# TASK STATEMENT
Copy the data precisely, keeping every character.

* start *

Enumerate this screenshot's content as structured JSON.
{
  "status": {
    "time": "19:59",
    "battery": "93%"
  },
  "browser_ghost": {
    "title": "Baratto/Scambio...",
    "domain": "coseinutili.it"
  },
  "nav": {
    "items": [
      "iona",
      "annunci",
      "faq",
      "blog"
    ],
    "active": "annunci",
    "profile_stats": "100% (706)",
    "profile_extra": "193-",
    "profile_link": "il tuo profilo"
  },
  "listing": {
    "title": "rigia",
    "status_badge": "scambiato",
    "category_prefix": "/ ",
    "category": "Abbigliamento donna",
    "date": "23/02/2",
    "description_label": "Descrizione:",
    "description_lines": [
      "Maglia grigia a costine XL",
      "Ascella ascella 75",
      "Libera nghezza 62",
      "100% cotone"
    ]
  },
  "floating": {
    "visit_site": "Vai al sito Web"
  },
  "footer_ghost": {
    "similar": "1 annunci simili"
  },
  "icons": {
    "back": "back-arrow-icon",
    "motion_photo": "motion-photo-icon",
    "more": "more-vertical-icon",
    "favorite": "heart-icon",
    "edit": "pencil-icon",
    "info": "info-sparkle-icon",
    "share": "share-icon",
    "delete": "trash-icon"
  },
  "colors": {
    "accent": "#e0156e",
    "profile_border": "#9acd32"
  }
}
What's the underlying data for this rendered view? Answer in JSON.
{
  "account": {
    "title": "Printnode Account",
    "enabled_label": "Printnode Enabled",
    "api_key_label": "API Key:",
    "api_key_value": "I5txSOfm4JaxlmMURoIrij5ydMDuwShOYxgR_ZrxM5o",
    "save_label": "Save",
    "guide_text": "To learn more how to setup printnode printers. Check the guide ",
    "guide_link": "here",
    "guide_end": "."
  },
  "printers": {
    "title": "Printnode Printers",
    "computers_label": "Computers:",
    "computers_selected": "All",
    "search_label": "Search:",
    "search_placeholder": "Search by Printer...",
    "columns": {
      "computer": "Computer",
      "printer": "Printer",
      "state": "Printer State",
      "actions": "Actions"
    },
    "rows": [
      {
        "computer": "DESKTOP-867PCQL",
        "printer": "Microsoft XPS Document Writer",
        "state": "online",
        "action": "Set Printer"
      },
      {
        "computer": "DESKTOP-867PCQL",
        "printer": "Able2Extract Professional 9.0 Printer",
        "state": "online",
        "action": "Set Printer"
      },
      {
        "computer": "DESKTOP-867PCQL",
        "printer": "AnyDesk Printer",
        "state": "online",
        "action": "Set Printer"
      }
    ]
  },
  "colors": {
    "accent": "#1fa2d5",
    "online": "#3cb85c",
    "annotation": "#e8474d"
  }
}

* end *

# ANSWER TO THIS PROBLEM
Enumerate this screenshot's content as structured JSON.
{
  "status": {
    "time": "19:59",
    "battery": "93%"
  },
  "browser_ghost": {
    "title": "Baratto/Scambio...",
    "domain": "coseinutili.it"
  },
  "nav": {
    "items": [
      "iona",
      "annunci",
      "faq",
      "blog"
    ],
    "active": "annunci",
    "profile_stats": "100% (706)",
    "profile_extra": "193-",
    "profile_link": "il tuo profilo"
  },
  "listing": {
    "title": "rigia",
    "status_badge": "scambiato",
    "category_prefix": "/ ",
    "category": "Abbigliamento donna",
    "date": "23/02/2",
    "description_label": "Descrizione:",
    "description_lines": [
      "Maglia grigia a costine XL",
      "Ascella ascella 75",
      "Libera nghezza 62",
      "100% cotone"
    ]
  },
  "floating": {
    "visit_site": "Vai al sito Web"
  },
  "footer_ghost": {
    "similar": "1 annunci simili"
  },
  "icons": {
    "back": "back-arrow-icon",
    "motion_photo": "motion-photo-icon",
    "more": "more-vertical-icon",
    "favorite": "heart-icon",
    "edit": "pencil-icon",
    "info": "info-sparkle-icon",
    "share": "share-icon",
    "delete": "trash-icon"
  },
  "colors": {
    "accent": "#e0156e",
    "profile_border": "#9acd32"
  }
}
What's the underlying data for this rendered view? Answer in JSON.
{
  "account": {
    "title": "Printnode Account",
    "enabled_label": "Printnode Enabled",
    "api_key_label": "API Key:",
    "api_key_value": "I5txSOfm4JaxlmMURoIrij5ydMDuwShOYxgR_ZrxM5o",
    "save_label": "Save",
    "guide_text": "To learn more how to setup printnode printers. Check the guide ",
    "guide_link": "here",
    "guide_end": "."
  },
  "printers": {
    "title": "Printnode Printers",
    "computers_label": "Computers:",
    "computers_selected": "All",
    "search_label": "Search:",
    "search_placeholder": "Search by Printer...",
    "columns": {
      "computer": "Computer",
      "printer": "Printer",
      "state": "Printer State",
      "actions": "Actions"
    },
    "rows": [
      {
        "computer": "DESKTOP-867PCQL",
        "printer": "Microsoft XPS Document Writer",
        "state": "online",
        "action": "Set Printer"
      },
      {
        "computer": "DESKTOP-867PCQL",
        "printer": "Able2Extract Professional 9.0 Printer",
        "state": "online",
        "action": "Set Printer"
      },
      {
        "computer": "DESKTOP-867PCQL",
        "printer": "AnyDesk Printer",
        "state": "online",
        "action": "Set Printer"
      }
    ]
  },
  "colors": {
    "accent": "#1fa2d5",
    "online": "#3cb85c",
    "annotation": "#e8474d"
  }
}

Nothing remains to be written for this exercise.